GOAL = Entries follow. Set all of them down as they stand.

Records about charts and figures
────

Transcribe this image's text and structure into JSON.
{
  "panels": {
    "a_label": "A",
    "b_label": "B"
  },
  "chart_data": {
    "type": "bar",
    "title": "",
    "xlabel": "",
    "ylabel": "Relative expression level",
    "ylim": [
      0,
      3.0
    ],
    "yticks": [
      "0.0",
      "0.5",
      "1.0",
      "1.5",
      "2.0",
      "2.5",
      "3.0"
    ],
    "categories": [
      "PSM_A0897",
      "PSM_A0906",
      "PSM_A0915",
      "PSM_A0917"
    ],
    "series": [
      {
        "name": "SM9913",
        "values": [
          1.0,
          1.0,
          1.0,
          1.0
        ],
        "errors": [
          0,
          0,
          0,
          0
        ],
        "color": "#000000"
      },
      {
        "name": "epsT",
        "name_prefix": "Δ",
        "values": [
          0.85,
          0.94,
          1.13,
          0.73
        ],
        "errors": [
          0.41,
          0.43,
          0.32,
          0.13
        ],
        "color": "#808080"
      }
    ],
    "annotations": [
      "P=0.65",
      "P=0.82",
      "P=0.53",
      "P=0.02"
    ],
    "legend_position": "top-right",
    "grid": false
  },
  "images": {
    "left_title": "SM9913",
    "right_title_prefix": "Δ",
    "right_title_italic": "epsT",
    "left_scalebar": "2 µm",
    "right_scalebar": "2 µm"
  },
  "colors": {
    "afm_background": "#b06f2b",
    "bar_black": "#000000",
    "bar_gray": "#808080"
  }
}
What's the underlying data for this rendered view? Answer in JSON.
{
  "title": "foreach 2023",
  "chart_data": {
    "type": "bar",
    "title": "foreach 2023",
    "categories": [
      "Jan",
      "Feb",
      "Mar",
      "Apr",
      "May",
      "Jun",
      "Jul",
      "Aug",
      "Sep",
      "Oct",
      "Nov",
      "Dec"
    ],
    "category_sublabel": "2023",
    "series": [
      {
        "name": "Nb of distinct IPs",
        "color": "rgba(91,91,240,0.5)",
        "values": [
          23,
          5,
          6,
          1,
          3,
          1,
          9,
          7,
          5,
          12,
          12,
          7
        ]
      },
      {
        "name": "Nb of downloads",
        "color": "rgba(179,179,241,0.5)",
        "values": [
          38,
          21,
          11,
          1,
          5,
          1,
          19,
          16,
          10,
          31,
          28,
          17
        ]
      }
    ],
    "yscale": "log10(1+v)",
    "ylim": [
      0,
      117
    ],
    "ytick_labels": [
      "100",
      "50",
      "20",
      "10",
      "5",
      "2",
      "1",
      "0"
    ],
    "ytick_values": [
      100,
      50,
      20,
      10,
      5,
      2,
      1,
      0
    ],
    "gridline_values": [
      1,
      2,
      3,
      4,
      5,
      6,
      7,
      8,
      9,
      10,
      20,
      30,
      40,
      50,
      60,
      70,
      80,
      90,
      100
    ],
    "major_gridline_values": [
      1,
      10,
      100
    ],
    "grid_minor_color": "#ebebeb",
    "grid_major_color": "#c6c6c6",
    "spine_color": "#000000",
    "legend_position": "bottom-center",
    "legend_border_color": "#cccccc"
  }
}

────

SOLUTION =
Transcribe this image's text and structure into JSON.
{
  "panels": {
    "a_label": "A",
    "b_label": "B"
  },
  "chart_data": {
    "type": "bar",
    "title": "",
    "xlabel": "",
    "ylabel": "Relative expression level",
    "ylim": [
      0,
      3.0
    ],
    "yticks": [
      "0.0",
      "0.5",
      "1.0",
      "1.5",
      "2.0",
      "2.5",
      "3.0"
    ],
    "categories": [
      "PSM_A0897",
      "PSM_A0906",
      "PSM_A0915",
      "PSM_A0917"
    ],
    "series": [
      {
        "name": "SM9913",
        "values": [
          1.0,
          1.0,
          1.0,
          1.0
        ],
        "errors": [
          0,
          0,
          0,
          0
        ],
        "color": "#000000"
      },
      {
        "name": "epsT",
        "name_prefix": "Δ",
        "values": [
          0.85,
          0.94,
          1.13,
          0.73
        ],
        "errors": [
          0.41,
          0.43,
          0.32,
          0.13
        ],
        "color": "#808080"
      }
    ],
    "annotations": [
      "P=0.65",
      "P=0.82",
      "P=0.53",
      "P=0.02"
    ],
    "legend_position": "top-right",
    "grid": false
  },
  "images": {
    "left_title": "SM9913",
    "right_title_prefix": "Δ",
    "right_title_italic": "epsT",
    "left_scalebar": "2 µm",
    "right_scalebar": "2 µm"
  },
  "colors": {
    "afm_background": "#b06f2b",
    "bar_black": "#000000",
    "bar_gray": "#808080"
  }
}
What's the underlying data for this rendered view? Answer in JSON.
{
  "title": "foreach 2023",
  "chart_data": {
    "type": "bar",
    "title": "foreach 2023",
    "categories": [
      "Jan",
      "Feb",
      "Mar",
      "Apr",
      "May",
      "Jun",
      "Jul",
      "Aug",
      "Sep",
      "Oct",
      "Nov",
      "Dec"
    ],
    "category_sublabel": "2023",
    "series": [
      {
        "name": "Nb of distinct IPs",
        "color": "rgba(91,91,240,0.5)",
        "values": [
          23,
          5,
          6,
          1,
          3,
          1,
          9,
          7,
          5,
          12,
          12,
          7
        ]
      },
      {
        "name": "Nb of downloads",
        "color": "rgba(179,179,241,0.5)",
        "values": [
          38,
          21,
          11,
          1,
          5,
          1,
          19,
          16,
          10,
          31,
          28,
          17
        ]
      }
    ],
    "yscale": "log10(1+v)",
    "ylim": [
      0,
      117
    ],
    "ytick_labels": [
      "100",
      "50",
      "20",
      "10",
      "5",
      "2",
      "1",
      "0"
    ],
    "ytick_values": [
      100,
      50,
      20,
      10,
      5,
      2,
      1,
      0
    ],
    "gridline_values": [
      1,
      2,
      3,
      4,
      5,
      6,
      7,
      8,
      9,
      10,
      20,
      30,
      40,
      50,
      60,
      70,
      80,
      90,
      100
    ],
    "major_gridline_values": [
      1,
      10,
      100
    ],
    "grid_minor_color": "#ebebeb",
    "grid_major_color": "#c6c6c6",
    "spine_color": "#000000",
    "legend_position": "bottom-center",
    "legend_border_color": "#cccccc"
  }
}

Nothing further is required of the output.